DATA SHOWN:

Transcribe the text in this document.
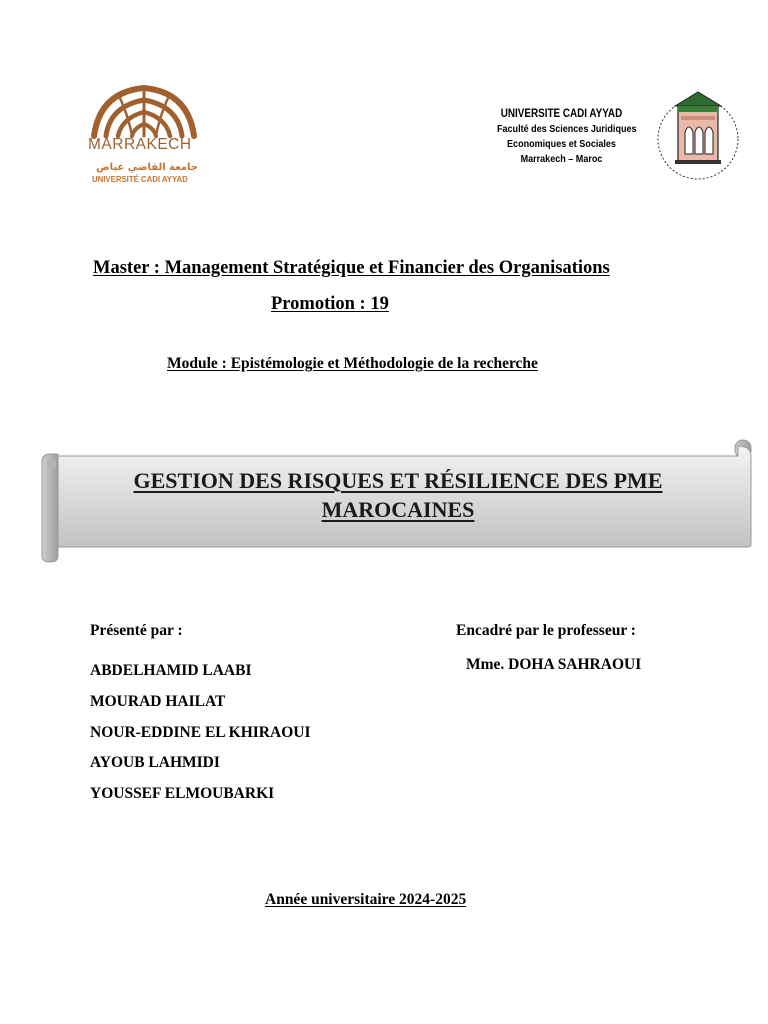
MARRAKECH
جامعة القاضي عياض
UNIVERSITÉ CADI AYYAD
UNIVERSITE CADI AYYAD
Faculté des Sciences Juridiques
Economiques et Sociales
Marrakech – Maroc
Master : Management Stratégique et Financier des Organisations
Promotion : 19
Module : Epistémologie et Méthodologie de la recherche
GESTION DES RISQUES ET RÉSILIENCE DES PME
MAROCAINES
Présenté par :	Encadré par le professeur :
Mme. DOHA SAHRAOUI
ABDELHAMID LAABI
MOURAD HAILAT
NOUR-EDDINE EL KHIRAOUI
AYOUB LAHMIDI
YOUSSEF ELMOUBARKI
Année universitaire 2024-2025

TASK DETAILS: Look through the listing and extract every line with "AYYAD" in it.

CORRECT ANSWER:
UNIVERSITÉ CADI AYYAD
UNIVERSITE CADI AYYAD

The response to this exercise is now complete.